## Task description
All of the material should be reproduced exactly, with pictures left out.

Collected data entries
----

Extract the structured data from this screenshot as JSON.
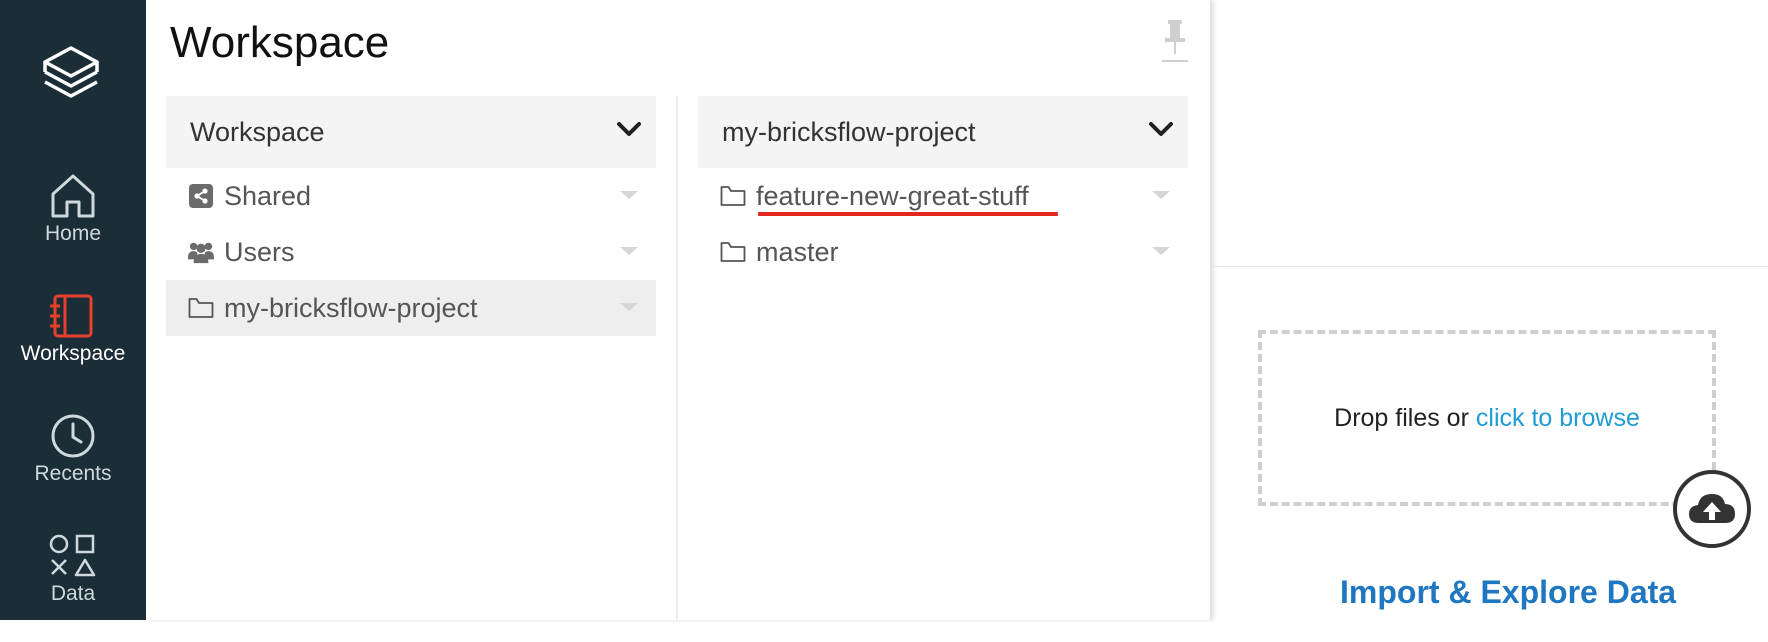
{
  "nav": {
    "logo": "layers-icon",
    "items": [
      {
        "label": "Home",
        "icon": "home-icon"
      },
      {
        "label": "Workspace",
        "icon": "notebook-icon",
        "active": true
      },
      {
        "label": "Recents",
        "icon": "clock-icon"
      },
      {
        "label": "Data",
        "icon": "shapes-icon"
      }
    ],
    "active_color": "#e8402e"
  },
  "panel": {
    "title": "Workspace",
    "pin_icon": "pin-icon",
    "columns": [
      {
        "header": "Workspace",
        "items": [
          {
            "label": "Shared",
            "icon": "share-icon"
          },
          {
            "label": "Users",
            "icon": "users-icon"
          },
          {
            "label": "my-bricksflow-project",
            "icon": "folder-icon",
            "selected": true
          }
        ]
      },
      {
        "header": "my-bricksflow-project",
        "items": [
          {
            "label": "feature-new-great-stuff",
            "icon": "folder-icon",
            "highlighted": true
          },
          {
            "label": "master",
            "icon": "folder-icon"
          }
        ]
      }
    ]
  },
  "upload": {
    "drop_text": "Drop files or",
    "browse_link": "click to browse",
    "icon": "cloud-upload-icon",
    "import_title": "Import & Explore Data"
  },
  "colors": {
    "rail_bg": "#1b2d36",
    "link": "#1f9bd6",
    "import": "#1e77c0",
    "highlight_underline": "#e0281f"
  }
}
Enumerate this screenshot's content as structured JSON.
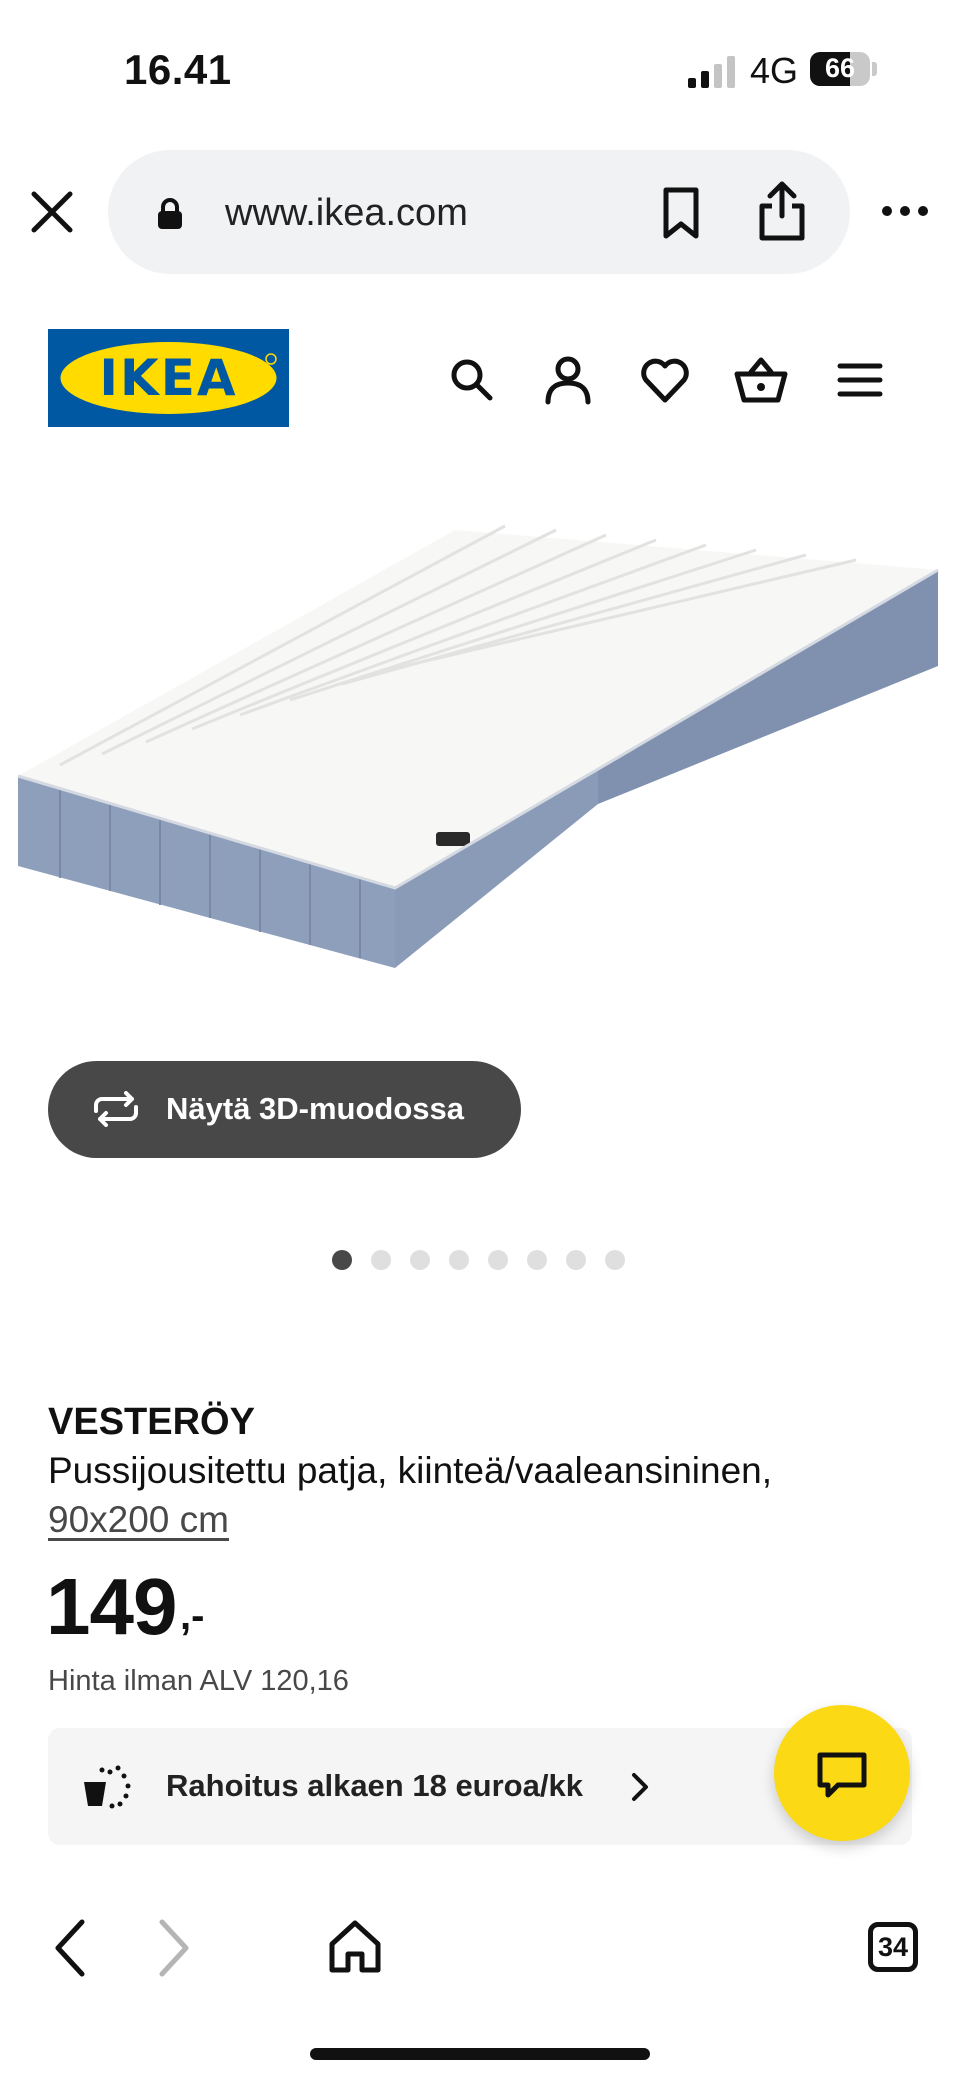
{
  "status_bar": {
    "time": "16.41",
    "network": "4G",
    "battery_level": "66",
    "battery_fraction": 0.66
  },
  "browser": {
    "url": "www.ikea.com",
    "icons": [
      "close-icon",
      "lock-icon",
      "bookmark-icon",
      "share-icon",
      "more-icon"
    ]
  },
  "header": {
    "logo_text": "IKEA",
    "logo_colors": {
      "blue": "#0058a3",
      "yellow": "#ffdb00"
    },
    "icons": [
      "search-icon",
      "user-icon",
      "heart-icon",
      "basket-icon",
      "menu-icon"
    ]
  },
  "gallery": {
    "view_3d_label": "Näytä 3D-muodossa",
    "image_count": 8,
    "active_index": 0
  },
  "product": {
    "name": "VESTERÖY",
    "description": "Pussijousitettu patja, kiinteä/vaaleansininen,",
    "size": "90x200 cm",
    "price": "149",
    "price_suffix": ",-",
    "price_without_vat": "Hinta ilman ALV 120,16"
  },
  "finance": {
    "label": "Rahoitus alkaen 18 euroa/kk",
    "icon": "payment-icon"
  },
  "chat": {
    "icon": "chat-icon",
    "color": "#fbd914"
  },
  "toolbar": {
    "tab_count": "34",
    "icons": [
      "back-icon",
      "forward-icon",
      "home-icon",
      "tabs-icon"
    ]
  }
}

----

## Final answer
Extract the structured data from this screenshot as JSON.
{
  "nav": {
    "logo": "layers-icon",
    "items": [
      {
        "label": "Home",
        "icon": "home-icon"
      },
      {
        "label": "Workspace",
        "icon": "notebook-icon",
        "active": true
      },
      {
        "label": "Recents",
        "icon": "clock-icon"
      },
      {
        "label": "Data",
        "icon": "shapes-icon"
      }
    ],
    "active_color": "#e8402e"
  },
  "panel": {
    "title": "Workspace",
    "pin_icon": "pin-icon",
    "columns": [
      {
        "header": "Workspace",
        "items": [
          {
            "label": "Shared",
            "icon": "share-icon"
          },
          {
            "label": "Users",
            "icon": "users-icon"
          },
          {
            "label": "my-bricksflow-project",
            "icon": "folder-icon",
            "selected": true
          }
        ]
      },
      {
        "header": "my-bricksflow-project",
        "items": [
          {
            "label": "feature-new-great-stuff",
            "icon": "folder-icon",
            "highlighted": true
          },
          {
            "label": "master",
            "icon": "folder-icon"
          }
        ]
      }
    ]
  },
  "upload": {
    "drop_text": "Drop files or",
    "browse_link": "click to browse",
    "icon": "cloud-upload-icon",
    "import_title": "Import & Explore Data"
  },
  "colors": {
    "rail_bg": "#1b2d36",
    "link": "#1f9bd6",
    "import": "#1e77c0",
    "highlight_underline": "#e0281f"
  }
}
Enumerate this screenshot's content as structured JSON.
{
  "status_bar": {
    "time": "16.41",
    "network": "4G",
    "battery_level": "66",
    "battery_fraction": 0.66
  },
  "browser": {
    "url": "www.ikea.com",
    "icons": [
      "close-icon",
      "lock-icon",
      "bookmark-icon",
      "share-icon",
      "more-icon"
    ]
  },
  "header": {
    "logo_text": "IKEA",
    "logo_colors": {
      "blue": "#0058a3",
      "yellow": "#ffdb00"
    },
    "icons": [
      "search-icon",
      "user-icon",
      "heart-icon",
      "basket-icon",
      "menu-icon"
    ]
  },
  "gallery": {
    "view_3d_label": "Näytä 3D-muodossa",
    "image_count": 8,
    "active_index": 0
  },
  "product": {
    "name": "VESTERÖY",
    "description": "Pussijousitettu patja, kiinteä/vaaleansininen,",
    "size": "90x200 cm",
    "price": "149",
    "price_suffix": ",-",
    "price_without_vat": "Hinta ilman ALV 120,16"
  },
  "finance": {
    "label": "Rahoitus alkaen 18 euroa/kk",
    "icon": "payment-icon"
  },
  "chat": {
    "icon": "chat-icon",
    "color": "#fbd914"
  },
  "toolbar": {
    "tab_count": "34",
    "icons": [
      "back-icon",
      "forward-icon",
      "home-icon",
      "tabs-icon"
    ]
  }
}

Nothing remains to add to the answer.